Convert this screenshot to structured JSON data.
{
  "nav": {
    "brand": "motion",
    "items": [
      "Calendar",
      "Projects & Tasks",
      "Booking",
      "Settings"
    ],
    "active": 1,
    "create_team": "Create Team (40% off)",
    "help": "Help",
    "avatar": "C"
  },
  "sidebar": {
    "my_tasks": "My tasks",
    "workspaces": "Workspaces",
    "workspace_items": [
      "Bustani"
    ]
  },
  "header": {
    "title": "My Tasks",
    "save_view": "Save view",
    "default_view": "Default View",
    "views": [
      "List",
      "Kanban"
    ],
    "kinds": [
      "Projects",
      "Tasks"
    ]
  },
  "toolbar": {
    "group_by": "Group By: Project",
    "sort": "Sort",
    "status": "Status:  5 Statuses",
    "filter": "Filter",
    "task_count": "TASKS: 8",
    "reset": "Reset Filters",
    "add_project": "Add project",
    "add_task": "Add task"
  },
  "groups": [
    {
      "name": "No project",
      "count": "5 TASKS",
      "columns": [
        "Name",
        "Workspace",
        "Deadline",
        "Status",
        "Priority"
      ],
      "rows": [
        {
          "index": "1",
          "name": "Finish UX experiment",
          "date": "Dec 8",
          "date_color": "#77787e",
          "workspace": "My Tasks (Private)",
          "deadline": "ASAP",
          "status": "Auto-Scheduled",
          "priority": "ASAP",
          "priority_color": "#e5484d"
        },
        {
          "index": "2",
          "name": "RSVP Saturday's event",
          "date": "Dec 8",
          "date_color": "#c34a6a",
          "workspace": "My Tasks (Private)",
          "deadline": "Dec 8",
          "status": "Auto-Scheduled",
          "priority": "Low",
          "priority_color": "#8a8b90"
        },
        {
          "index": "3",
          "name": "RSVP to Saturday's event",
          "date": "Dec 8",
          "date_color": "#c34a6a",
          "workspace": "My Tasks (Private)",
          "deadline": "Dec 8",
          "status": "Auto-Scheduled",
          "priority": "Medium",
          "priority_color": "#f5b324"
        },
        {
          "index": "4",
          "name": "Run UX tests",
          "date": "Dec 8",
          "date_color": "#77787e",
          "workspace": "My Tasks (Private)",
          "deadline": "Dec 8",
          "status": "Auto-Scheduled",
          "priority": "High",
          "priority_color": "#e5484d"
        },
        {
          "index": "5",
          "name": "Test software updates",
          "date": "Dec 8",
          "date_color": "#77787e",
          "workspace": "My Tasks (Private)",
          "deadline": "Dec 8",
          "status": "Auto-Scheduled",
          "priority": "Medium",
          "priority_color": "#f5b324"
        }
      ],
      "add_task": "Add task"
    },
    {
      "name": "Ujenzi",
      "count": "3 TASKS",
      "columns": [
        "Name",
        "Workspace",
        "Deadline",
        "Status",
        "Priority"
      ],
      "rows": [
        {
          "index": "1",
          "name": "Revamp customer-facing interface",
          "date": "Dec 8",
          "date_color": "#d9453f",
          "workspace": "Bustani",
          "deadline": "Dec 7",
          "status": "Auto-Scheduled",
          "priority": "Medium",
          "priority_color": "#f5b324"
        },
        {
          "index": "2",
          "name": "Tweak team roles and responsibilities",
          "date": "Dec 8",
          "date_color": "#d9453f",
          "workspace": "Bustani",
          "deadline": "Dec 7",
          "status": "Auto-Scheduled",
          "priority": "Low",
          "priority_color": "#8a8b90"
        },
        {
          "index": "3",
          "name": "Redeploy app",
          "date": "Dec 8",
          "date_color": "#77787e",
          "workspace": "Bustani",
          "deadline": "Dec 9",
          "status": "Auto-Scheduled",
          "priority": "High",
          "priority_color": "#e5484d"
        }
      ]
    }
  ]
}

## What you are asked to do
Repeat the material above in full, keeping every word.

## Full output
Convert this screenshot to structured JSON data.
{
  "nav": {
    "brand": "motion",
    "items": [
      "Calendar",
      "Projects & Tasks",
      "Booking",
      "Settings"
    ],
    "active": 1,
    "create_team": "Create Team (40% off)",
    "help": "Help",
    "avatar": "C"
  },
  "sidebar": {
    "my_tasks": "My tasks",
    "workspaces": "Workspaces",
    "workspace_items": [
      "Bustani"
    ]
  },
  "header": {
    "title": "My Tasks",
    "save_view": "Save view",
    "default_view": "Default View",
    "views": [
      "List",
      "Kanban"
    ],
    "kinds": [
      "Projects",
      "Tasks"
    ]
  },
  "toolbar": {
    "group_by": "Group By: Project",
    "sort": "Sort",
    "status": "Status:  5 Statuses",
    "filter": "Filter",
    "task_count": "TASKS: 8",
    "reset": "Reset Filters",
    "add_project": "Add project",
    "add_task": "Add task"
  },
  "groups": [
    {
      "name": "No project",
      "count": "5 TASKS",
      "columns": [
        "Name",
        "Workspace",
        "Deadline",
        "Status",
        "Priority"
      ],
      "rows": [
        {
          "index": "1",
          "name": "Finish UX experiment",
          "date": "Dec 8",
          "date_color": "#77787e",
          "workspace": "My Tasks (Private)",
          "deadline": "ASAP",
          "status": "Auto-Scheduled",
          "priority": "ASAP",
          "priority_color": "#e5484d"
        },
        {
          "index": "2",
          "name": "RSVP Saturday's event",
          "date": "Dec 8",
          "date_color": "#c34a6a",
          "workspace": "My Tasks (Private)",
          "deadline": "Dec 8",
          "status": "Auto-Scheduled",
          "priority": "Low",
          "priority_color": "#8a8b90"
        },
        {
          "index": "3",
          "name": "RSVP to Saturday's event",
          "date": "Dec 8",
          "date_color": "#c34a6a",
          "workspace": "My Tasks (Private)",
          "deadline": "Dec 8",
          "status": "Auto-Scheduled",
          "priority": "Medium",
          "priority_color": "#f5b324"
        },
        {
          "index": "4",
          "name": "Run UX tests",
          "date": "Dec 8",
          "date_color": "#77787e",
          "workspace": "My Tasks (Private)",
          "deadline": "Dec 8",
          "status": "Auto-Scheduled",
          "priority": "High",
          "priority_color": "#e5484d"
        },
        {
          "index": "5",
          "name": "Test software updates",
          "date": "Dec 8",
          "date_color": "#77787e",
          "workspace": "My Tasks (Private)",
          "deadline": "Dec 8",
          "status": "Auto-Scheduled",
          "priority": "Medium",
          "priority_color": "#f5b324"
        }
      ],
      "add_task": "Add task"
    },
    {
      "name": "Ujenzi",
      "count": "3 TASKS",
      "columns": [
        "Name",
        "Workspace",
        "Deadline",
        "Status",
        "Priority"
      ],
      "rows": [
        {
          "index": "1",
          "name": "Revamp customer-facing interface",
          "date": "Dec 8",
          "date_color": "#d9453f",
          "workspace": "Bustani",
          "deadline": "Dec 7",
          "status": "Auto-Scheduled",
          "priority": "Medium",
          "priority_color": "#f5b324"
        },
        {
          "index": "2",
          "name": "Tweak team roles and responsibilities",
          "date": "Dec 8",
          "date_color": "#d9453f",
          "workspace": "Bustani",
          "deadline": "Dec 7",
          "status": "Auto-Scheduled",
          "priority": "Low",
          "priority_color": "#8a8b90"
        },
        {
          "index": "3",
          "name": "Redeploy app",
          "date": "Dec 8",
          "date_color": "#77787e",
          "workspace": "Bustani",
          "deadline": "Dec 9",
          "status": "Auto-Scheduled",
          "priority": "High",
          "priority_color": "#e5484d"
        }
      ]
    }
  ]
}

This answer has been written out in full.